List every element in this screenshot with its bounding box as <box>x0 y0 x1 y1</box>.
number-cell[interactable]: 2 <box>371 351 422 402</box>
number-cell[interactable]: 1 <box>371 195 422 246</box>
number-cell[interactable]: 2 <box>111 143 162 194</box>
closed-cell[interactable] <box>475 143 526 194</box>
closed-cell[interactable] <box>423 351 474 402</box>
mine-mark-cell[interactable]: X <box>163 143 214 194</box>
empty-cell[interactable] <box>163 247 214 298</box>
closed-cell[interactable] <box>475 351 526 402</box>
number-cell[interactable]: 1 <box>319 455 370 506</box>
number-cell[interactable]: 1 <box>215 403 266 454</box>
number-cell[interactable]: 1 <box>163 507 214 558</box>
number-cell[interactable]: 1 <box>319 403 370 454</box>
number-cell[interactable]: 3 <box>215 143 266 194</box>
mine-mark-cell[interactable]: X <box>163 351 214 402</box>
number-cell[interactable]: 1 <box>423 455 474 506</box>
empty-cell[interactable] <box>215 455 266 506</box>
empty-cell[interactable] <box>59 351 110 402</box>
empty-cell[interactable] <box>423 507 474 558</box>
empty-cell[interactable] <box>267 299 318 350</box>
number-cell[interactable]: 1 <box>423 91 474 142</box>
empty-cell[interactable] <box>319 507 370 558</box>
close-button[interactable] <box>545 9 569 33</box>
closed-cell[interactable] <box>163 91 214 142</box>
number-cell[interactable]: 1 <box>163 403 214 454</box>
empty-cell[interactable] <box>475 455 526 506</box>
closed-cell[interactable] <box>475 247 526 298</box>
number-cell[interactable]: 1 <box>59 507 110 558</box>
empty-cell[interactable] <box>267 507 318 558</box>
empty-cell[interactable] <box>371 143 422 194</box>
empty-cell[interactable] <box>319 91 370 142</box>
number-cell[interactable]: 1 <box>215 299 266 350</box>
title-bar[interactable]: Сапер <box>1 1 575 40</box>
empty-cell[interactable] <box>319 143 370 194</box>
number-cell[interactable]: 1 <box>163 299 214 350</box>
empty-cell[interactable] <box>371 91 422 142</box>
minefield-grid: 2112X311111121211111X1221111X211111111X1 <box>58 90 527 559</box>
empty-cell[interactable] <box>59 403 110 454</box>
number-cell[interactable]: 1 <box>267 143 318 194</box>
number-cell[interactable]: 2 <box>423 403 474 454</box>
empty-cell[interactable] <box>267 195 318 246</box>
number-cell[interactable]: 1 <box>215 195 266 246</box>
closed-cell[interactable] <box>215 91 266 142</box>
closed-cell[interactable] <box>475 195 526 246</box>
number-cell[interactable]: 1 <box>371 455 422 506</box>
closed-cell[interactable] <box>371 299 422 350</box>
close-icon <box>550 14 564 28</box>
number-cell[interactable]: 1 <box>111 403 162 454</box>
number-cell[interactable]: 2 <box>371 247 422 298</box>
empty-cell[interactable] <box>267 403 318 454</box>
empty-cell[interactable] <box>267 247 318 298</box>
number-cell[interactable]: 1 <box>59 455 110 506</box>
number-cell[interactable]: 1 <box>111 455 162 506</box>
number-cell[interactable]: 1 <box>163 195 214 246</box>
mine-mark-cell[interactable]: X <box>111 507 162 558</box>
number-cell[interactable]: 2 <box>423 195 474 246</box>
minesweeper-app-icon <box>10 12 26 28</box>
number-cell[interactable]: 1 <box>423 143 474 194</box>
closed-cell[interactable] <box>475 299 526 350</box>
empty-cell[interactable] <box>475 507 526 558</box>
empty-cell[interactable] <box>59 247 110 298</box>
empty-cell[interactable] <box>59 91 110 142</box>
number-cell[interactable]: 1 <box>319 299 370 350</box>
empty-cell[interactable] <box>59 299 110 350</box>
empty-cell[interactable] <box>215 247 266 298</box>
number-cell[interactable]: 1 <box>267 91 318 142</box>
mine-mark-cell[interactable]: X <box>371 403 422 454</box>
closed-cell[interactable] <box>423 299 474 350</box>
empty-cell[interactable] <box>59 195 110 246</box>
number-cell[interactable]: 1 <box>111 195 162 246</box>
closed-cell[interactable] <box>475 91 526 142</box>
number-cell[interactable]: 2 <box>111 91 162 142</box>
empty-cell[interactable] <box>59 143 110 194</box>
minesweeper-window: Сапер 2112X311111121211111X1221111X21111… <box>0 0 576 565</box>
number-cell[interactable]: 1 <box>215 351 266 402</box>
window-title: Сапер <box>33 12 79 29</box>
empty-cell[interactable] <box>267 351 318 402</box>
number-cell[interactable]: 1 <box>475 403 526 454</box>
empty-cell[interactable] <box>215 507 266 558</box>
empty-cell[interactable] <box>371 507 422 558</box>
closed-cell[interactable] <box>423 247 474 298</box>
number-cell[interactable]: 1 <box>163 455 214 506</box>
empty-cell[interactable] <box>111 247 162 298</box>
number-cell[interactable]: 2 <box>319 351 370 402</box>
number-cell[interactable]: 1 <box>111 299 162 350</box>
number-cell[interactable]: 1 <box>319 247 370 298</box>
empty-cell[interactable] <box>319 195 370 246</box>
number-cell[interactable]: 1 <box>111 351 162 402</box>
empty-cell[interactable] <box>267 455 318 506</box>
=-=-=
Directions>
Change "mine-mark-cell" to "flag-cell" in the material from its start through the line with "number-cell[interactable]: 1 <box>215 403", keeping everything else the same.

Result of the task>
List every element in this screenshot with its bounding box as <box>x0 y0 x1 y1</box>.
number-cell[interactable]: 2 <box>371 351 422 402</box>
number-cell[interactable]: 1 <box>371 195 422 246</box>
number-cell[interactable]: 2 <box>111 143 162 194</box>
closed-cell[interactable] <box>475 143 526 194</box>
closed-cell[interactable] <box>423 351 474 402</box>
flag-cell[interactable]: X <box>163 143 214 194</box>
empty-cell[interactable] <box>163 247 214 298</box>
closed-cell[interactable] <box>475 351 526 402</box>
number-cell[interactable]: 1 <box>319 455 370 506</box>
number-cell[interactable]: 1 <box>215 403 266 454</box>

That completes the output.